SHORT EXERCISE: Copy the records below exactly as they appear.

----------

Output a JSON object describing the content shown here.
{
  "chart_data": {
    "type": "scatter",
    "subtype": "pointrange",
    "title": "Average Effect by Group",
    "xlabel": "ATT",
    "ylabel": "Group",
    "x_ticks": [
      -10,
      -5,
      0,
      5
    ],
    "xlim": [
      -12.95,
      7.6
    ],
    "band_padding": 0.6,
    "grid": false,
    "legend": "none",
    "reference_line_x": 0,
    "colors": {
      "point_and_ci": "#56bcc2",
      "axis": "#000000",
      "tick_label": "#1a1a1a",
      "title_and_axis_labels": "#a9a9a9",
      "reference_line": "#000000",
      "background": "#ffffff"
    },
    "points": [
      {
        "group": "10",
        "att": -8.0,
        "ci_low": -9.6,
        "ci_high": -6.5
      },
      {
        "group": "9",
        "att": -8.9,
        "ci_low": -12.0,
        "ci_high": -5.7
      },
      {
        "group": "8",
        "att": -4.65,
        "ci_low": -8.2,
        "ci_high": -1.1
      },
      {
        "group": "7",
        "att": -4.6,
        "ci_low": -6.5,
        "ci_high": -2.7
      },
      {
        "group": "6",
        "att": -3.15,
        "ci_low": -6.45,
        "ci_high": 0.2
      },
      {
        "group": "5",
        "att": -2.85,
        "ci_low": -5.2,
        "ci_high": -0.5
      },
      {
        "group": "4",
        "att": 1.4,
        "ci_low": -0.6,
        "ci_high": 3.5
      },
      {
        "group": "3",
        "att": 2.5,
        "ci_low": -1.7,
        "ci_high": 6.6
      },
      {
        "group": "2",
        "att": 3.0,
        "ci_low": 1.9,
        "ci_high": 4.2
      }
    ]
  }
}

----------

TASK ANSWER:
Output a JSON object describing the content shown here.
{
  "chart_data": {
    "type": "scatter",
    "subtype": "pointrange",
    "title": "Average Effect by Group",
    "xlabel": "ATT",
    "ylabel": "Group",
    "x_ticks": [
      -10,
      -5,
      0,
      5
    ],
    "xlim": [
      -12.95,
      7.6
    ],
    "band_padding": 0.6,
    "grid": false,
    "legend": "none",
    "reference_line_x": 0,
    "colors": {
      "point_and_ci": "#56bcc2",
      "axis": "#000000",
      "tick_label": "#1a1a1a",
      "title_and_axis_labels": "#a9a9a9",
      "reference_line": "#000000",
      "background": "#ffffff"
    },
    "points": [
      {
        "group": "10",
        "att": -8.0,
        "ci_low": -9.6,
        "ci_high": -6.5
      },
      {
        "group": "9",
        "att": -8.9,
        "ci_low": -12.0,
        "ci_high": -5.7
      },
      {
        "group": "8",
        "att": -4.65,
        "ci_low": -8.2,
        "ci_high": -1.1
      },
      {
        "group": "7",
        "att": -4.6,
        "ci_low": -6.5,
        "ci_high": -2.7
      },
      {
        "group": "6",
        "att": -3.15,
        "ci_low": -6.45,
        "ci_high": 0.2
      },
      {
        "group": "5",
        "att": -2.85,
        "ci_low": -5.2,
        "ci_high": -0.5
      },
      {
        "group": "4",
        "att": 1.4,
        "ci_low": -0.6,
        "ci_high": 3.5
      },
      {
        "group": "3",
        "att": 2.5,
        "ci_low": -1.7,
        "ci_high": 6.6
      },
      {
        "group": "2",
        "att": 3.0,
        "ci_low": 1.9,
        "ci_high": 4.2
      }
    ]
  }
}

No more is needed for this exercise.